▸ **What the task requires**: Extract each line of the records below that contains the word "signal".

[Figure dataset records]
────────
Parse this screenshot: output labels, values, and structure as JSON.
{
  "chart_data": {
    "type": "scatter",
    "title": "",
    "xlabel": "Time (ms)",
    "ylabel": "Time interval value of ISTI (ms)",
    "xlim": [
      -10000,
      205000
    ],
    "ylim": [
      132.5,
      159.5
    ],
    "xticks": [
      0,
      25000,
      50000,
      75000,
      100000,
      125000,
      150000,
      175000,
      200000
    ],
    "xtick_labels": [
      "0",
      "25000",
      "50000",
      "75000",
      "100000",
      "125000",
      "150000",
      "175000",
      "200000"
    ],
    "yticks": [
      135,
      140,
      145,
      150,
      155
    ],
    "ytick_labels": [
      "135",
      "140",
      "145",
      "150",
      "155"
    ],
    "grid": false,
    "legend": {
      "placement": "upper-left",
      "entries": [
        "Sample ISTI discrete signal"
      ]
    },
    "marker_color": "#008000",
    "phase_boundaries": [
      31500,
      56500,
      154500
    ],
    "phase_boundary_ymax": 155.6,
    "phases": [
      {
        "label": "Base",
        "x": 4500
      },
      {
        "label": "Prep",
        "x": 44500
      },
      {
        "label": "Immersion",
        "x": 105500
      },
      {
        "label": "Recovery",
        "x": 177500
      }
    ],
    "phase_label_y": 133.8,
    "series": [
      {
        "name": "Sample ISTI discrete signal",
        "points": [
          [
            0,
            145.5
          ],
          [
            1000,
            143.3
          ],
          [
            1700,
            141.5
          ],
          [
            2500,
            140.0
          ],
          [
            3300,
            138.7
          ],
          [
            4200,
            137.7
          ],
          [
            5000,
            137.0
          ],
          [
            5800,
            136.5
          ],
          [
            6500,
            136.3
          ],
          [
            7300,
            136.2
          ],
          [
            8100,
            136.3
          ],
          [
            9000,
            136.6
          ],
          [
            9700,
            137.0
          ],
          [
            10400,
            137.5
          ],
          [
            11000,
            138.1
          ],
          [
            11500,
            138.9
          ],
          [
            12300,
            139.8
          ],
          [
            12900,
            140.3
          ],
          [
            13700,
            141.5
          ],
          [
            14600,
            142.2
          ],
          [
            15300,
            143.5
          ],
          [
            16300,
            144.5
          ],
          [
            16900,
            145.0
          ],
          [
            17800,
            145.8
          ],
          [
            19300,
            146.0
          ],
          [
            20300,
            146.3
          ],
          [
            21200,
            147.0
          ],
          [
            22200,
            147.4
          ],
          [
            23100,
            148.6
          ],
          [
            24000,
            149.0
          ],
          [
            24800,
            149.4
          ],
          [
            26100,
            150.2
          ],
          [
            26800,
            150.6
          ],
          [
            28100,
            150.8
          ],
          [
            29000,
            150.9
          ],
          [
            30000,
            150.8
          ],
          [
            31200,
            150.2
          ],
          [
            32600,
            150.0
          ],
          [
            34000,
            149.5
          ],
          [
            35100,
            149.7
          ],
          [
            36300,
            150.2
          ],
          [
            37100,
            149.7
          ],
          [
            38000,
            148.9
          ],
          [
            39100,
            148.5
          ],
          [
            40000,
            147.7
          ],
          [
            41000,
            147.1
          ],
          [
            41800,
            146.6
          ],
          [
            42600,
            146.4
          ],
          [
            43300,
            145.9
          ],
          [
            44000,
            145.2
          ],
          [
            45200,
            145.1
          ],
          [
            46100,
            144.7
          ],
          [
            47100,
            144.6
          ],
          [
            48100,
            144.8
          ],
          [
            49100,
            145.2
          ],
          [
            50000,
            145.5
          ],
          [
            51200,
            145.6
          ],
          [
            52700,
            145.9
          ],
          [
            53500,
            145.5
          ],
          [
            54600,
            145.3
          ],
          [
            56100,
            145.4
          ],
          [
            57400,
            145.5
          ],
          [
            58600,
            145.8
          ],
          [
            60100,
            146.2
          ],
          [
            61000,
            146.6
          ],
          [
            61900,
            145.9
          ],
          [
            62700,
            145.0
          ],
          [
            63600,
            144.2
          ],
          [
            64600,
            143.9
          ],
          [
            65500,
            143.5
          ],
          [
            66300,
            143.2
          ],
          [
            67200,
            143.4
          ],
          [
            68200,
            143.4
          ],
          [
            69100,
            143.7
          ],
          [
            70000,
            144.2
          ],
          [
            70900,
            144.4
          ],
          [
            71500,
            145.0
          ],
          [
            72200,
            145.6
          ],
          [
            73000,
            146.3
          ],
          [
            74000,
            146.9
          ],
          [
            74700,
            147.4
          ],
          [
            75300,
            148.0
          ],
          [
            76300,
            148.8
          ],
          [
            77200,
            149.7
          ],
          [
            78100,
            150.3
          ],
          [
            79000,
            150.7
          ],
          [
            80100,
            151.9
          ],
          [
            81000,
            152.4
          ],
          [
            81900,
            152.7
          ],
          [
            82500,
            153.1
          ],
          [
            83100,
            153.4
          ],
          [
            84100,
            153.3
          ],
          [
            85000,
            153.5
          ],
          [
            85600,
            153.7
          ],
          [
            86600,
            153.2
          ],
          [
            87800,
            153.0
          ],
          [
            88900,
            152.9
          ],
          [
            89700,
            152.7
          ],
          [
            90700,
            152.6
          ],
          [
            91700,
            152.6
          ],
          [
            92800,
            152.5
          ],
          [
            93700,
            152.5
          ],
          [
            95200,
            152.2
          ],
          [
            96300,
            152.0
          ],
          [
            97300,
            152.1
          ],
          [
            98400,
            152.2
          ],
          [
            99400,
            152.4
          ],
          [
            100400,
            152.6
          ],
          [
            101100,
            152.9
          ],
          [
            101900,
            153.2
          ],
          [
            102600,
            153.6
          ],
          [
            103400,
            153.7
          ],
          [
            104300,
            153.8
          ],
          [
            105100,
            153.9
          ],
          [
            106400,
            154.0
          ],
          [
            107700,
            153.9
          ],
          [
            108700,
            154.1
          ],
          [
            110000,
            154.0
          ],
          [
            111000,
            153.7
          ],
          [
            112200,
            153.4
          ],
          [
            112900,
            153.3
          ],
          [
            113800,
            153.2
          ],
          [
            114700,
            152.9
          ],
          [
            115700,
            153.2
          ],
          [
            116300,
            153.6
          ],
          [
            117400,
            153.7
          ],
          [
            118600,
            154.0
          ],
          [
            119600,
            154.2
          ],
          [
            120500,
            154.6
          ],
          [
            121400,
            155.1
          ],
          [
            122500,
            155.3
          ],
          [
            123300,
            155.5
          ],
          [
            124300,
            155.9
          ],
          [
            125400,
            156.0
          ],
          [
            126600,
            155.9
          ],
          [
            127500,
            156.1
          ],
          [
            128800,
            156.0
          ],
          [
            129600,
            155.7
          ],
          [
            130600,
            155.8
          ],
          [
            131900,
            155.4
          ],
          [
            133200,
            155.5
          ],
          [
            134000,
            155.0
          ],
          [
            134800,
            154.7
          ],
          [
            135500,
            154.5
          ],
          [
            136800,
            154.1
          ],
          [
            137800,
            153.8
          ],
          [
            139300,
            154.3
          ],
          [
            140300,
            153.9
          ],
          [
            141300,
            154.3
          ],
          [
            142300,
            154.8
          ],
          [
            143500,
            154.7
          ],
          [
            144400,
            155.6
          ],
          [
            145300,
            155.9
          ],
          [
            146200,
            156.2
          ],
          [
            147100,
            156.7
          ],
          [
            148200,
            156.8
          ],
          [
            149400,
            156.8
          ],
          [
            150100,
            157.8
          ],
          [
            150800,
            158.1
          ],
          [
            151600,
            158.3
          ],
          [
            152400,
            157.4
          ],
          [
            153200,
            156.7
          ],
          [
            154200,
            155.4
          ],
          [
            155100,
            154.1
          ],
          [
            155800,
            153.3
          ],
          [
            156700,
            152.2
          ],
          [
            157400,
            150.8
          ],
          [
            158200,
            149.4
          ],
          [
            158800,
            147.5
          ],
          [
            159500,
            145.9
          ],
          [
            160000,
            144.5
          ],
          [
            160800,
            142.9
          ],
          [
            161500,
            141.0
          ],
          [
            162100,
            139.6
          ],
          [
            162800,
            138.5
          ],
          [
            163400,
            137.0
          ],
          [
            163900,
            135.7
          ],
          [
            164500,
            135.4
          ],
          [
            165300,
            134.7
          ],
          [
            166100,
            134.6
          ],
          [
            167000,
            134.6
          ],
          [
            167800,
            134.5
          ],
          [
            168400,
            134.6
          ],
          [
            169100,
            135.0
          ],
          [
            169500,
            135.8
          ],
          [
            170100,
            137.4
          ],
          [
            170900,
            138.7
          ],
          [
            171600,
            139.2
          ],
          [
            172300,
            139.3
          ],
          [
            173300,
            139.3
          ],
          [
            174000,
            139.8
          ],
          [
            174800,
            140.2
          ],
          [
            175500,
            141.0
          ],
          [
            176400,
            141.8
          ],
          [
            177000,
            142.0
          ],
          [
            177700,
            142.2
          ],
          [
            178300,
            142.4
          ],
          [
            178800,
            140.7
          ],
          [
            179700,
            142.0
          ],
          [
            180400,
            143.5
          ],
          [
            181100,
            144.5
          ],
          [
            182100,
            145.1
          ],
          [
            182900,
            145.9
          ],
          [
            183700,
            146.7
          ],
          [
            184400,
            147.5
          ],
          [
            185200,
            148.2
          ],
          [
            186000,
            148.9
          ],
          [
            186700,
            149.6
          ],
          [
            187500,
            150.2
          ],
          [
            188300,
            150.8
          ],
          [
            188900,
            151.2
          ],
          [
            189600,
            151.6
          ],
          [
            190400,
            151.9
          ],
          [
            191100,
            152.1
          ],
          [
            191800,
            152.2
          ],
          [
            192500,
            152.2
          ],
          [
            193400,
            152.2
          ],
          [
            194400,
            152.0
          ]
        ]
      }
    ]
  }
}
────────
▸ **Solution to this exercise**:
        "Sample ISTI discrete signal"
        "name": "Sample ISTI discrete signal",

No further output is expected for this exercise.